From the material below, pull out every line that contains the string "first" and copy each one in full.

- - - - - - -

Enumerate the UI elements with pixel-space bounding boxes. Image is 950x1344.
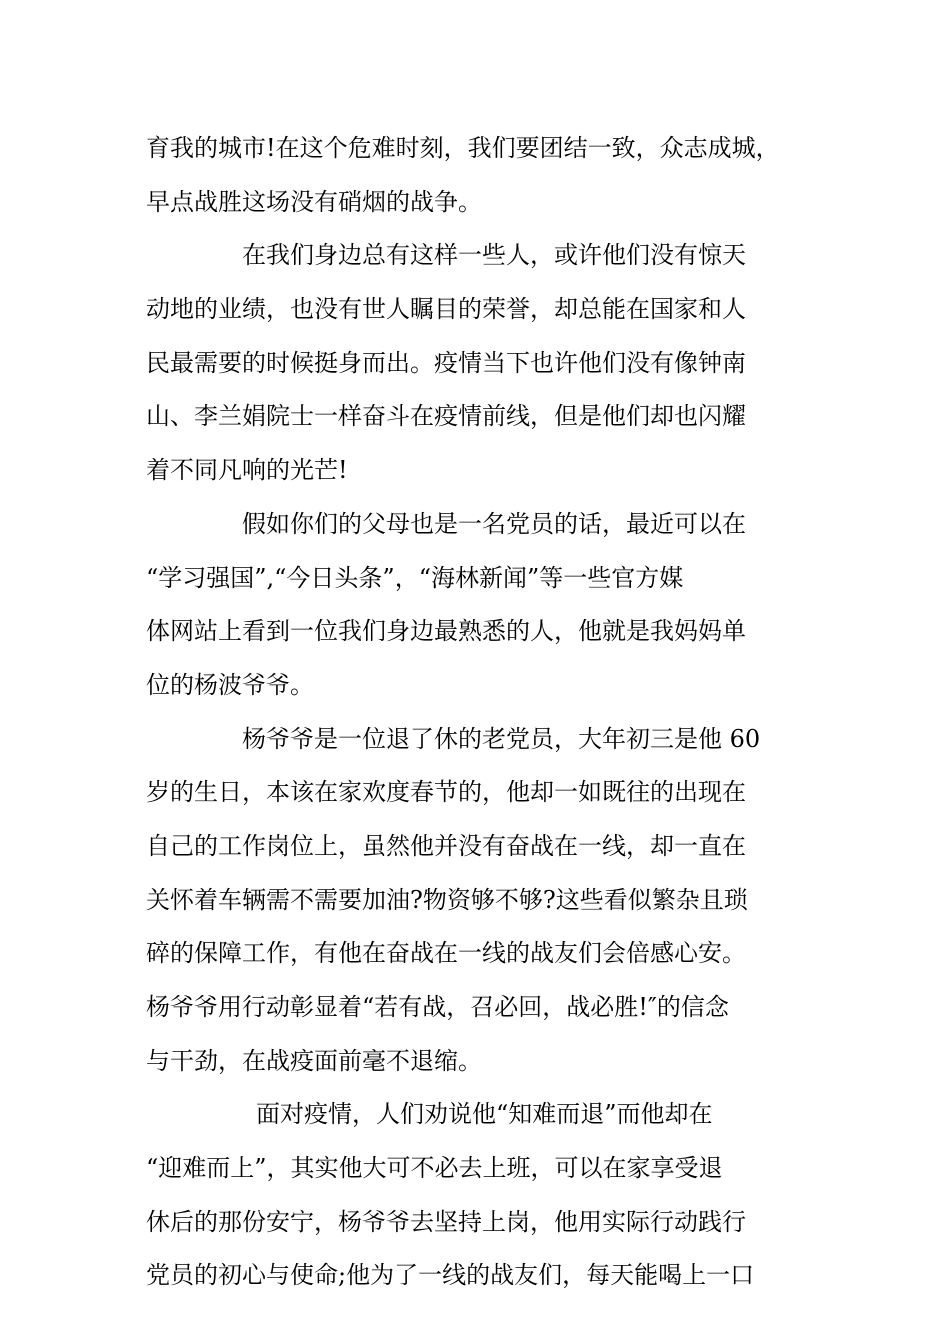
text-line: 山、李兰娟院士一样奋斗在疫情前线，但是他们却也闪耀 xyxy=(146,402,746,431)
text-line: 动地的业绩，也没有世人瞩目的荣誉，却总能在国家和人 xyxy=(146,295,746,324)
text-line: 早点战胜这场没有硝烟的战争。 xyxy=(146,187,482,216)
text-line: 与干劲，在战疫面前毫不退缩。 xyxy=(146,1046,482,1075)
text-line: 民最需要的时候挺身而出。疫情当下也许他们没有像钟南 xyxy=(146,348,746,377)
text-line: 岁的生日，本该在家欢度春节的，他却一如既往的出现在 xyxy=(146,778,746,807)
text-line: “迎难而上”，其实他大可不必去上班，可以在家享受退 xyxy=(146,1154,723,1183)
text-line: “学习强国”,“今日头条”，“海林新闻”等一些官方媒 xyxy=(146,563,684,592)
text-line: 体网站上看到一位我们身边最熟悉的人，他就是我妈妈单 xyxy=(146,617,746,646)
paragraph-first-line: 假如你们的父母也是一名党员的话，最近可以在 xyxy=(242,509,746,538)
text-line: 着不同凡响的光芒! xyxy=(146,456,348,485)
text-line: 关怀着车辆需不需要加油?物资够不够?这些看似繁杂且琐 xyxy=(146,885,748,914)
text-line: 党员的初心与使命;他为了一线的战友们，每天能喝上一口 xyxy=(146,1261,755,1290)
paragraph-first-line: 杨爷爷是一位退了休的老党员，大年初三是他 60 xyxy=(242,724,761,753)
text-line: 育我的城市!在这个危难时刻，我们要团结一致，众志成城， xyxy=(146,134,780,162)
paragraph-first-line: 在我们身边总有这样一些人，或许他们没有惊天 xyxy=(242,241,746,270)
text-line: 休后的那份安宁，杨爷爷去坚持上岗，他用实际行动践行 xyxy=(146,1207,746,1236)
text-line: 位的杨波爷爷。 xyxy=(146,670,314,699)
text-line: 自己的工作岗位上，虽然他并没有奋战在一线，却一直在 xyxy=(146,831,746,860)
text-line: 碎的保障工作，有他在奋战在一线的战友们会倍感心安。 xyxy=(146,939,746,968)
text-line: 杨爷爷用行动彰显着“若有战，召必回，战必胜!″的信念 xyxy=(146,993,729,1021)
paragraph-first-line: 面对疫情，人们劝说他“知难而退”而他却在 xyxy=(256,1100,713,1129)
document-body xyxy=(146,122,826,1303)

- - - - - - -

> _Correct result_:
paragraph-first-line: 假如你们的父母也是一名党员的话，最近可以在 xyxy=(242,509,746,538)
paragraph-first-line: 杨爷爷是一位退了休的老党员，大年初三是他 60 xyxy=(242,724,761,753)
paragraph-first-line: 在我们身边总有这样一些人，或许他们没有惊天 xyxy=(242,241,746,270)
paragraph-first-line: 面对疫情，人们劝说他“知难而退”而他却在 xyxy=(256,1100,713,1129)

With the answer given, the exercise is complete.